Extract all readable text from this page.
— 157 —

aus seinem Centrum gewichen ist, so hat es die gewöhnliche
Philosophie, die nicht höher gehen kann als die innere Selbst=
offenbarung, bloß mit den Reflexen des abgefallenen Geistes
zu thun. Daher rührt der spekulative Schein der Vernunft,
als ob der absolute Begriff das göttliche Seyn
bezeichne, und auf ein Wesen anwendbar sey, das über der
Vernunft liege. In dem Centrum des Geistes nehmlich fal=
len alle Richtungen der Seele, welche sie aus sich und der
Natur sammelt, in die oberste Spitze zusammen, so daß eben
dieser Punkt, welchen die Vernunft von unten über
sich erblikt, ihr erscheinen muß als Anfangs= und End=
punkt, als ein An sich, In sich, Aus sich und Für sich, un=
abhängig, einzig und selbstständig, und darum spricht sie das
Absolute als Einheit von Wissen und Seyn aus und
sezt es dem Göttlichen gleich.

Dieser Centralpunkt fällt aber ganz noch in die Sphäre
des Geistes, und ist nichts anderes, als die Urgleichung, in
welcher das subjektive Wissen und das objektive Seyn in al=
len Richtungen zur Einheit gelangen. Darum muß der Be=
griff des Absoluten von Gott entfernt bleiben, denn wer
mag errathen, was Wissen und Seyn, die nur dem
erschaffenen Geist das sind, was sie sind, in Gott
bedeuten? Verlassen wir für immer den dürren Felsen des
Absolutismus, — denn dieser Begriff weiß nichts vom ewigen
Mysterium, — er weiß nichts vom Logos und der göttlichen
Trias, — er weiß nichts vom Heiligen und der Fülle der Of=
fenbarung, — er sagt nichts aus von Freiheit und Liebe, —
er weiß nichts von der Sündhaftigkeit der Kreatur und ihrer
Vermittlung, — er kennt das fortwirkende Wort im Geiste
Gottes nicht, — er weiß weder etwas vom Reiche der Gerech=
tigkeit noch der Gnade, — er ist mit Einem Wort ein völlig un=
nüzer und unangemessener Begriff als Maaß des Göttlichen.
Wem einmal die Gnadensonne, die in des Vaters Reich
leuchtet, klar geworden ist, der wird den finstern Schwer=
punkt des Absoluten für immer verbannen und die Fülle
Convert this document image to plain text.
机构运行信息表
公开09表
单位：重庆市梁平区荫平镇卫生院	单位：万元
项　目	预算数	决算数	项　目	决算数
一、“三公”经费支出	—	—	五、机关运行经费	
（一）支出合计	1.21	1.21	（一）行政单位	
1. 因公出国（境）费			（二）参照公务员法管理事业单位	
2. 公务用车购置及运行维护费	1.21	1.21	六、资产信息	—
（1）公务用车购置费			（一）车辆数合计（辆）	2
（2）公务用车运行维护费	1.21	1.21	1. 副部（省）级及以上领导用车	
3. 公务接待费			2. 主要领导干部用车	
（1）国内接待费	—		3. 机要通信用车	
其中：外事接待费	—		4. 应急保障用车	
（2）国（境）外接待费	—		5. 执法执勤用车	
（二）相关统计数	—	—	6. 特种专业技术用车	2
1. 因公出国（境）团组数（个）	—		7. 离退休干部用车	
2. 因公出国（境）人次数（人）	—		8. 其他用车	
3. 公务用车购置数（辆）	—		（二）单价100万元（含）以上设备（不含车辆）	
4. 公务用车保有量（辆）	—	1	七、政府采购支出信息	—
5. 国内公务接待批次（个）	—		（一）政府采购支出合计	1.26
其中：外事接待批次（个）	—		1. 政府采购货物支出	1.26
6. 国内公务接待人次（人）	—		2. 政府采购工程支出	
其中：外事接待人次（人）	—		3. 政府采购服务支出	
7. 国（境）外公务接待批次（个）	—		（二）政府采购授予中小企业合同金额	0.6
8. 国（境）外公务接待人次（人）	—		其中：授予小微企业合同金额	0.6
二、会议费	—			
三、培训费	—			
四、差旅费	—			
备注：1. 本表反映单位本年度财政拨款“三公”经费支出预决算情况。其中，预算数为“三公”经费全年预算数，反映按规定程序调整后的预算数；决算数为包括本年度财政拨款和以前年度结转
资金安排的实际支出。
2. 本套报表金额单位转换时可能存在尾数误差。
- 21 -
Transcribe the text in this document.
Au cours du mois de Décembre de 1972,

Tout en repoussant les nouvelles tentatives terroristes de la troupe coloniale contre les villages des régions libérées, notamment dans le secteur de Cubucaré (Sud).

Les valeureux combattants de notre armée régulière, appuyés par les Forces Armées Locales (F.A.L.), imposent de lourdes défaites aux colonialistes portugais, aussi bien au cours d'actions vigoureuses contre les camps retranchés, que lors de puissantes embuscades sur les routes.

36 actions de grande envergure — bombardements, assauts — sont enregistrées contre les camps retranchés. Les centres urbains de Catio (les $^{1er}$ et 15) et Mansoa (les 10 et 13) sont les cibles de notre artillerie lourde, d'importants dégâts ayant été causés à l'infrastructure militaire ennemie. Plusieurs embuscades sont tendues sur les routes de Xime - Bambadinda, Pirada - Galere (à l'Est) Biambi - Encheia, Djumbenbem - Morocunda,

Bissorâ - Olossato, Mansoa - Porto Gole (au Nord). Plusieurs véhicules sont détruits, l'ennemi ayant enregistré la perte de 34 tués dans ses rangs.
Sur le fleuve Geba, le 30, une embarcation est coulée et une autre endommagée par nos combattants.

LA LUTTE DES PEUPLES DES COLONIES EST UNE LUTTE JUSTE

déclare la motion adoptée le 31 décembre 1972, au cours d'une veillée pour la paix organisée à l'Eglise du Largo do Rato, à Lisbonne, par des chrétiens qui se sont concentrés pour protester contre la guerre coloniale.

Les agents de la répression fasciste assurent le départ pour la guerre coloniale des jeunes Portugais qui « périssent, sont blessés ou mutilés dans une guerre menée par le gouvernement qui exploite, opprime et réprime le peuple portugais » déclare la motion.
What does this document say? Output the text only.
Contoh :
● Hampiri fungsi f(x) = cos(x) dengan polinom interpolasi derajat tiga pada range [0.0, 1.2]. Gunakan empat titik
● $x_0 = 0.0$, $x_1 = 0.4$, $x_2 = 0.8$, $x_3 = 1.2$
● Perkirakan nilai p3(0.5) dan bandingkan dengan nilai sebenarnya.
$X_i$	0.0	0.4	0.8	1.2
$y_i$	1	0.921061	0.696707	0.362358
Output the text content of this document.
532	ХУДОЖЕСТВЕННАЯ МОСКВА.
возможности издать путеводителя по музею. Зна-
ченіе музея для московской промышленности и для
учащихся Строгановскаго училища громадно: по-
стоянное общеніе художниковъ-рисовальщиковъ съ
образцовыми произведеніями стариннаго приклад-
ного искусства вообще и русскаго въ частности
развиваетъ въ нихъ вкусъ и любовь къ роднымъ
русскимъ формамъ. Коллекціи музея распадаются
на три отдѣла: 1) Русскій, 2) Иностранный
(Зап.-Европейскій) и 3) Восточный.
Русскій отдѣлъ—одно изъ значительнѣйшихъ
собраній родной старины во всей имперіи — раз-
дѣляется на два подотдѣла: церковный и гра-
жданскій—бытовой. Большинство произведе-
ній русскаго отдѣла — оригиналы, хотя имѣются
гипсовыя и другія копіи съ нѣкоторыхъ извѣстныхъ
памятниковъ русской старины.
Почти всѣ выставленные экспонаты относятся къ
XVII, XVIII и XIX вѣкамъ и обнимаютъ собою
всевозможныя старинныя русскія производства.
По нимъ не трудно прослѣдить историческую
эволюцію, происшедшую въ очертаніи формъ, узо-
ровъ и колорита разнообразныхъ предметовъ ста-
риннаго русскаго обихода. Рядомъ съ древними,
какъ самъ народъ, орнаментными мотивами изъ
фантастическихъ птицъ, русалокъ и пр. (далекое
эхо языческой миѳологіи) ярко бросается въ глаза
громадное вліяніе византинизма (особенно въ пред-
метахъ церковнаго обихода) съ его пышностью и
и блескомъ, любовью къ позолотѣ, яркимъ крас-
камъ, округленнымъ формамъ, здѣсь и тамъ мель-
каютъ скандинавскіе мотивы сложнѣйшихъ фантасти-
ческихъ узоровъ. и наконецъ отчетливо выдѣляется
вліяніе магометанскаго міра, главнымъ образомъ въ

#### Description of the task
Isolate the lines above that contain the word "denn" and copy them.

#### Solution
griff des Absoluten von Gott entfernt bleiben, denn wer
Absolutismus, — denn dieser Begriff weiß nichts vom ewigen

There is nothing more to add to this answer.